_TO DO_.
Pick every line with "消費税込" from the material below.

═════ RECORDS FOR PROCESSING

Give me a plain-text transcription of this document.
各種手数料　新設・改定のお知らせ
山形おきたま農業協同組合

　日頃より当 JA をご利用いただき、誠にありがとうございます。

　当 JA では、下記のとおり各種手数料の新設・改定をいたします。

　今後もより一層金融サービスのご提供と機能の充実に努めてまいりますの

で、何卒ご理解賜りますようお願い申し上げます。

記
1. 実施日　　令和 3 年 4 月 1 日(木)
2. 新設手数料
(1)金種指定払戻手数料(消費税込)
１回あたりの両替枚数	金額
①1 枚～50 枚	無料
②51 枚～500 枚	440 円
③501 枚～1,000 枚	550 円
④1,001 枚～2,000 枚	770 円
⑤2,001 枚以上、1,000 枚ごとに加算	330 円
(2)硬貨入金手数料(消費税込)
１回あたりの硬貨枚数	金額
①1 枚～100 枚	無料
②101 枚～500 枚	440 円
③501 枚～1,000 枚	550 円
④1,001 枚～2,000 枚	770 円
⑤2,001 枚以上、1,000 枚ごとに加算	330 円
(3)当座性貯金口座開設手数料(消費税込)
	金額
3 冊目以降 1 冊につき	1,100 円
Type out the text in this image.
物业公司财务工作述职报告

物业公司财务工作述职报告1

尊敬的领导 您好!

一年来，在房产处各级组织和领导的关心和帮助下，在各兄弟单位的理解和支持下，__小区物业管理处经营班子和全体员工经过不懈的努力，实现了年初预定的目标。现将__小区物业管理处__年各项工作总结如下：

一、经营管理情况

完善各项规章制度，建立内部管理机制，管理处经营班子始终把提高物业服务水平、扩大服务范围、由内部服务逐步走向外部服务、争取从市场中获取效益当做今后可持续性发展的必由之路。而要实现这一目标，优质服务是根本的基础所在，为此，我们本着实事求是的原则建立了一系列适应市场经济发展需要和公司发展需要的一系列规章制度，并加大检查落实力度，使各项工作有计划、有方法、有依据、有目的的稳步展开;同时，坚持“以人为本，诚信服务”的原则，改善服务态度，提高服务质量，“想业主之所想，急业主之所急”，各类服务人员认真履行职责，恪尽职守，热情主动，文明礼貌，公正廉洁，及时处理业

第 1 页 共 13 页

══════════

_TASK ANSWER_.
(1)金種指定払戻手数料(消費税込)
(2)硬貨入金手数料(消費税込)
(3)当座性貯金口座開設手数料(消費税込)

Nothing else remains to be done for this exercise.